## Required task
For the listing below, give the count of lines containing the string "like" and nothing else.

## Data supplied
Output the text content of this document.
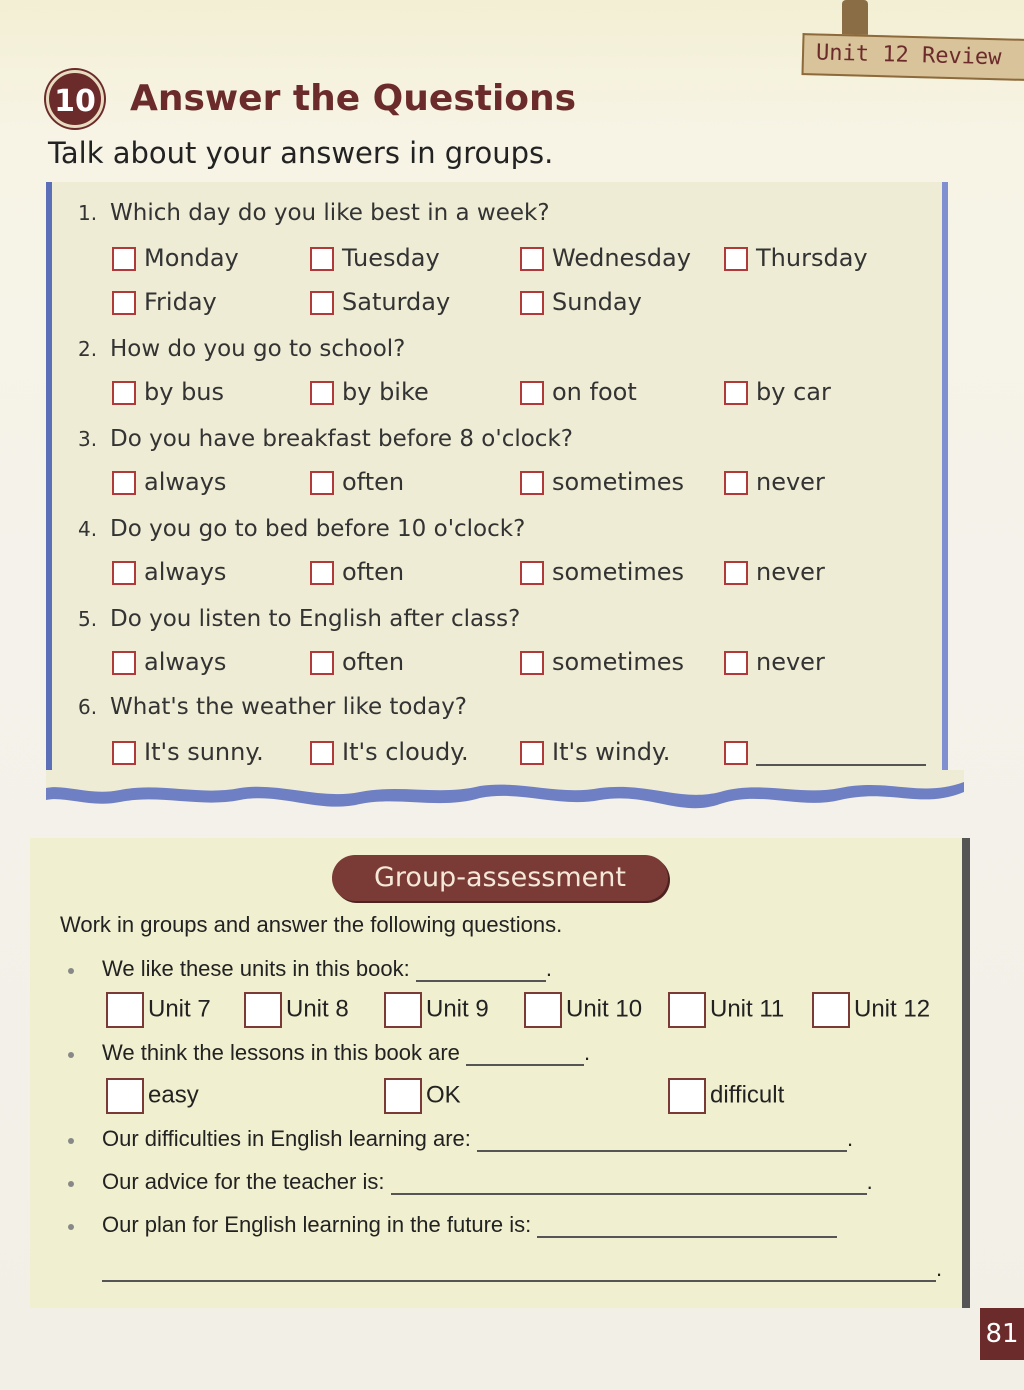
Unit 12 Review
10 Answer the Questions
Talk about your answers in groups.
1. Which day do you like best in a week?
Monday	Tuesday	Wednesday	Thursday
Friday	Saturday	Sunday
2. How do you go to school?
by bus	by bike	on foot	by car
3. Do you have breakfast before 8 o'clock?
always	often	sometimes	never
4. Do you go to bed before 10 o'clock?
always	often	sometimes	never
5. Do you listen to English after class?
always	often	sometimes	never
6. What's the weather like today?
It's sunny.	It's cloudy.	It's windy.
Group-assessment
Work in groups and answer the following questions.
We like these units in this book:	.
Unit 7	Unit 8	Unit 9	Unit 10	Unit 11	Unit 12
We think the lessons in this book are	.
easy	OK	difficult
Our difficulties in English learning are:	.
Our advice for the teacher is:	.
Our plan for English learning in the future is:
.
81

## Written response
3